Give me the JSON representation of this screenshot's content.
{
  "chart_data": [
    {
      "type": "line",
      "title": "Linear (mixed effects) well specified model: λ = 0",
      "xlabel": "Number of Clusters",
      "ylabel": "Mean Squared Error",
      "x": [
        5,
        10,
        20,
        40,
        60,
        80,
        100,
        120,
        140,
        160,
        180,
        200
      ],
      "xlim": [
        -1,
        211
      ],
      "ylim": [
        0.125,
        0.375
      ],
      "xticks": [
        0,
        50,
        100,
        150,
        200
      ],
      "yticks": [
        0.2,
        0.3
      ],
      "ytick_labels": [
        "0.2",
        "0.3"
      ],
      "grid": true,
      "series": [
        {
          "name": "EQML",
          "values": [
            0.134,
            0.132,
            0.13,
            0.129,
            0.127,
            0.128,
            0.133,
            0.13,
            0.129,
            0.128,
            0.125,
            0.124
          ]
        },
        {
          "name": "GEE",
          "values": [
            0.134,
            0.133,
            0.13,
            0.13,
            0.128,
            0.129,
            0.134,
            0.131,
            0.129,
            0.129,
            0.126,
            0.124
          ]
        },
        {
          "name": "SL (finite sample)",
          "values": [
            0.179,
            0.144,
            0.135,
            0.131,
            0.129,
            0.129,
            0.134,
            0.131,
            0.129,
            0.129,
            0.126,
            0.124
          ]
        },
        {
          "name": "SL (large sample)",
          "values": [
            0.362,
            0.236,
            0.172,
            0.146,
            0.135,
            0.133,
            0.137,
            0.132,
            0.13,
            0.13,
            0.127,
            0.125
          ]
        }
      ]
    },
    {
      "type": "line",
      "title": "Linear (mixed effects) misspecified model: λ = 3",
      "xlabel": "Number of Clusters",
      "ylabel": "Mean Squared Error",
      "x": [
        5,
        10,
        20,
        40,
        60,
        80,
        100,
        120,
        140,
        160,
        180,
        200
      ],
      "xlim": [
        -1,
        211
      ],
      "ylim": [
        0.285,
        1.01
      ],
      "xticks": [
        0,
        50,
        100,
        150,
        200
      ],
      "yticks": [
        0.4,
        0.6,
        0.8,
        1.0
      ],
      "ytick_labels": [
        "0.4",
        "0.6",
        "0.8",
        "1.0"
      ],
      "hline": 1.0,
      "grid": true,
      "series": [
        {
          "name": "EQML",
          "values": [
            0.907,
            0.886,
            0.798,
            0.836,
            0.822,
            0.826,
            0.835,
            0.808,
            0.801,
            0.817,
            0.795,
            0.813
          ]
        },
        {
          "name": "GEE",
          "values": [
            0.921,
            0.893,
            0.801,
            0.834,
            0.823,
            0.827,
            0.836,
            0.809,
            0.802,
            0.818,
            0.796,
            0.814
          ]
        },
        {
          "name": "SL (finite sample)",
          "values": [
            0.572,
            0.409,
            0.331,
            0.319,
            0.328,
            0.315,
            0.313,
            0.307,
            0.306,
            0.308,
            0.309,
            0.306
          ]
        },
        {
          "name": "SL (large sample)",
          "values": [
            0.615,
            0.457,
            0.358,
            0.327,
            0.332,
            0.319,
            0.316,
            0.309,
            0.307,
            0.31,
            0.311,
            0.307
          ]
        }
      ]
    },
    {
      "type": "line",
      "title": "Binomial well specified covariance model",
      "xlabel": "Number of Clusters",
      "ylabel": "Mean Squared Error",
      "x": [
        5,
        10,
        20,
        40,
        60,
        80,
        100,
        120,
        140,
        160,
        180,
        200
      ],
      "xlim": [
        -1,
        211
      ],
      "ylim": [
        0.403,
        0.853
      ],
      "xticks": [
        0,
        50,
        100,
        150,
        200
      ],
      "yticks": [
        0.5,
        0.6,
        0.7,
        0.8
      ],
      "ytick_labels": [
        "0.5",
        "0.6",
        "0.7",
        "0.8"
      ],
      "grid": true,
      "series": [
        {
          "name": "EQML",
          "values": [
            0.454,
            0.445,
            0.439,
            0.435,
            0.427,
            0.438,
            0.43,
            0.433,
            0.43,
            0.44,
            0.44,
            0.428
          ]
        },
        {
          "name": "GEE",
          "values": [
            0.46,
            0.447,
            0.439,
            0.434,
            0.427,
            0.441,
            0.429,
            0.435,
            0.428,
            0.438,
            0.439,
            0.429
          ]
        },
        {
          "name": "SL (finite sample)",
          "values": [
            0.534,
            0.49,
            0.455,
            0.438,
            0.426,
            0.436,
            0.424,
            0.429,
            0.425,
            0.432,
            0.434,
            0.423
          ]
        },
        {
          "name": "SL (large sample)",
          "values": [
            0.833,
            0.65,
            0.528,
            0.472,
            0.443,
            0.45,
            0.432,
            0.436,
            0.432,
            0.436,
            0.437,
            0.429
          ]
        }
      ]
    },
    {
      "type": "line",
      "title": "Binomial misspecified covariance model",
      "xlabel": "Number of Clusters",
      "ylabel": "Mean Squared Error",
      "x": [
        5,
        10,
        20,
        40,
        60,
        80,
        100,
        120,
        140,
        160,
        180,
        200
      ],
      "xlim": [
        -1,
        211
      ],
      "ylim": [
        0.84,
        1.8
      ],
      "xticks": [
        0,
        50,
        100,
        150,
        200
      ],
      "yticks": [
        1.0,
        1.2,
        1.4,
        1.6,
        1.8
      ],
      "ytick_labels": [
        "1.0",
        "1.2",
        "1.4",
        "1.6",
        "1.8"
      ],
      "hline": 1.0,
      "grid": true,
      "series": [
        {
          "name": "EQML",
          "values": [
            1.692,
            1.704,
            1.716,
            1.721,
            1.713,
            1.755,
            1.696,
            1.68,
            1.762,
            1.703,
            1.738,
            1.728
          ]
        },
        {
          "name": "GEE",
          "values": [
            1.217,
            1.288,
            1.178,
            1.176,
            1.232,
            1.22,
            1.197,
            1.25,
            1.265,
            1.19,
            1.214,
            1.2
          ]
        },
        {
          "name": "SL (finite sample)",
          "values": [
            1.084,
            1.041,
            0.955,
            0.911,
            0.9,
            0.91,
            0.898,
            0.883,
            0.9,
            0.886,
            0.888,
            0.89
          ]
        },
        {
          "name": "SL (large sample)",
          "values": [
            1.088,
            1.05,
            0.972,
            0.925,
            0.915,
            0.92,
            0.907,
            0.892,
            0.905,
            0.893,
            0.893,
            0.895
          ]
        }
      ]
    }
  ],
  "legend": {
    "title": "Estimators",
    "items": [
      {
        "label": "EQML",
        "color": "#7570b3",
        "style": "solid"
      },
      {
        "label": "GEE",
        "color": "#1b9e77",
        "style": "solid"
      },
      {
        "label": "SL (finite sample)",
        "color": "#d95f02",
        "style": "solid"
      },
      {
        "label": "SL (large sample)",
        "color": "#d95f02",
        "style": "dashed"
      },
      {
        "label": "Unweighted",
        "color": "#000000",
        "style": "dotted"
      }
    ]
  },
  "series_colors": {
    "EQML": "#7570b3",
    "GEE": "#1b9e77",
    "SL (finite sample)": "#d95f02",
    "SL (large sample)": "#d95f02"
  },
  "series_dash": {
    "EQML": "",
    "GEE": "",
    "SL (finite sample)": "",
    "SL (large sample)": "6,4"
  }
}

★ ★ ★

Please restate the whole listing word for word.

Give me the JSON representation of this screenshot's content.
{
  "chart_data": [
    {
      "type": "line",
      "title": "Linear (mixed effects) well specified model: λ = 0",
      "xlabel": "Number of Clusters",
      "ylabel": "Mean Squared Error",
      "x": [
        5,
        10,
        20,
        40,
        60,
        80,
        100,
        120,
        140,
        160,
        180,
        200
      ],
      "xlim": [
        -1,
        211
      ],
      "ylim": [
        0.125,
        0.375
      ],
      "xticks": [
        0,
        50,
        100,
        150,
        200
      ],
      "yticks": [
        0.2,
        0.3
      ],
      "ytick_labels": [
        "0.2",
        "0.3"
      ],
      "grid": true,
      "series": [
        {
          "name": "EQML",
          "values": [
            0.134,
            0.132,
            0.13,
            0.129,
            0.127,
            0.128,
            0.133,
            0.13,
            0.129,
            0.128,
            0.125,
            0.124
          ]
        },
        {
          "name": "GEE",
          "values": [
            0.134,
            0.133,
            0.13,
            0.13,
            0.128,
            0.129,
            0.134,
            0.131,
            0.129,
            0.129,
            0.126,
            0.124
          ]
        },
        {
          "name": "SL (finite sample)",
          "values": [
            0.179,
            0.144,
            0.135,
            0.131,
            0.129,
            0.129,
            0.134,
            0.131,
            0.129,
            0.129,
            0.126,
            0.124
          ]
        },
        {
          "name": "SL (large sample)",
          "values": [
            0.362,
            0.236,
            0.172,
            0.146,
            0.135,
            0.133,
            0.137,
            0.132,
            0.13,
            0.13,
            0.127,
            0.125
          ]
        }
      ]
    },
    {
      "type": "line",
      "title": "Linear (mixed effects) misspecified model: λ = 3",
      "xlabel": "Number of Clusters",
      "ylabel": "Mean Squared Error",
      "x": [
        5,
        10,
        20,
        40,
        60,
        80,
        100,
        120,
        140,
        160,
        180,
        200
      ],
      "xlim": [
        -1,
        211
      ],
      "ylim": [
        0.285,
        1.01
      ],
      "xticks": [
        0,
        50,
        100,
        150,
        200
      ],
      "yticks": [
        0.4,
        0.6,
        0.8,
        1.0
      ],
      "ytick_labels": [
        "0.4",
        "0.6",
        "0.8",
        "1.0"
      ],
      "hline": 1.0,
      "grid": true,
      "series": [
        {
          "name": "EQML",
          "values": [
            0.907,
            0.886,
            0.798,
            0.836,
            0.822,
            0.826,
            0.835,
            0.808,
            0.801,
            0.817,
            0.795,
            0.813
          ]
        },
        {
          "name": "GEE",
          "values": [
            0.921,
            0.893,
            0.801,
            0.834,
            0.823,
            0.827,
            0.836,
            0.809,
            0.802,
            0.818,
            0.796,
            0.814
          ]
        },
        {
          "name": "SL (finite sample)",
          "values": [
            0.572,
            0.409,
            0.331,
            0.319,
            0.328,
            0.315,
            0.313,
            0.307,
            0.306,
            0.308,
            0.309,
            0.306
          ]
        },
        {
          "name": "SL (large sample)",
          "values": [
            0.615,
            0.457,
            0.358,
            0.327,
            0.332,
            0.319,
            0.316,
            0.309,
            0.307,
            0.31,
            0.311,
            0.307
          ]
        }
      ]
    },
    {
      "type": "line",
      "title": "Binomial well specified covariance model",
      "xlabel": "Number of Clusters",
      "ylabel": "Mean Squared Error",
      "x": [
        5,
        10,
        20,
        40,
        60,
        80,
        100,
        120,
        140,
        160,
        180,
        200
      ],
      "xlim": [
        -1,
        211
      ],
      "ylim": [
        0.403,
        0.853
      ],
      "xticks": [
        0,
        50,
        100,
        150,
        200
      ],
      "yticks": [
        0.5,
        0.6,
        0.7,
        0.8
      ],
      "ytick_labels": [
        "0.5",
        "0.6",
        "0.7",
        "0.8"
      ],
      "grid": true,
      "series": [
        {
          "name": "EQML",
          "values": [
            0.454,
            0.445,
            0.439,
            0.435,
            0.427,
            0.438,
            0.43,
            0.433,
            0.43,
            0.44,
            0.44,
            0.428
          ]
        },
        {
          "name": "GEE",
          "values": [
            0.46,
            0.447,
            0.439,
            0.434,
            0.427,
            0.441,
            0.429,
            0.435,
            0.428,
            0.438,
            0.439,
            0.429
          ]
        },
        {
          "name": "SL (finite sample)",
          "values": [
            0.534,
            0.49,
            0.455,
            0.438,
            0.426,
            0.436,
            0.424,
            0.429,
            0.425,
            0.432,
            0.434,
            0.423
          ]
        },
        {
          "name": "SL (large sample)",
          "values": [
            0.833,
            0.65,
            0.528,
            0.472,
            0.443,
            0.45,
            0.432,
            0.436,
            0.432,
            0.436,
            0.437,
            0.429
          ]
        }
      ]
    },
    {
      "type": "line",
      "title": "Binomial misspecified covariance model",
      "xlabel": "Number of Clusters",
      "ylabel": "Mean Squared Error",
      "x": [
        5,
        10,
        20,
        40,
        60,
        80,
        100,
        120,
        140,
        160,
        180,
        200
      ],
      "xlim": [
        -1,
        211
      ],
      "ylim": [
        0.84,
        1.8
      ],
      "xticks": [
        0,
        50,
        100,
        150,
        200
      ],
      "yticks": [
        1.0,
        1.2,
        1.4,
        1.6,
        1.8
      ],
      "ytick_labels": [
        "1.0",
        "1.2",
        "1.4",
        "1.6",
        "1.8"
      ],
      "hline": 1.0,
      "grid": true,
      "series": [
        {
          "name": "EQML",
          "values": [
            1.692,
            1.704,
            1.716,
            1.721,
            1.713,
            1.755,
            1.696,
            1.68,
            1.762,
            1.703,
            1.738,
            1.728
          ]
        },
        {
          "name": "GEE",
          "values": [
            1.217,
            1.288,
            1.178,
            1.176,
            1.232,
            1.22,
            1.197,
            1.25,
            1.265,
            1.19,
            1.214,
            1.2
          ]
        },
        {
          "name": "SL (finite sample)",
          "values": [
            1.084,
            1.041,
            0.955,
            0.911,
            0.9,
            0.91,
            0.898,
            0.883,
            0.9,
            0.886,
            0.888,
            0.89
          ]
        },
        {
          "name": "SL (large sample)",
          "values": [
            1.088,
            1.05,
            0.972,
            0.925,
            0.915,
            0.92,
            0.907,
            0.892,
            0.905,
            0.893,
            0.893,
            0.895
          ]
        }
      ]
    }
  ],
  "legend": {
    "title": "Estimators",
    "items": [
      {
        "label": "EQML",
        "color": "#7570b3",
        "style": "solid"
      },
      {
        "label": "GEE",
        "color": "#1b9e77",
        "style": "solid"
      },
      {
        "label": "SL (finite sample)",
        "color": "#d95f02",
        "style": "solid"
      },
      {
        "label": "SL (large sample)",
        "color": "#d95f02",
        "style": "dashed"
      },
      {
        "label": "Unweighted",
        "color": "#000000",
        "style": "dotted"
      }
    ]
  },
  "series_colors": {
    "EQML": "#7570b3",
    "GEE": "#1b9e77",
    "SL (finite sample)": "#d95f02",
    "SL (large sample)": "#d95f02"
  },
  "series_dash": {
    "EQML": "",
    "GEE": "",
    "SL (finite sample)": "",
    "SL (large sample)": "6,4"
  }
}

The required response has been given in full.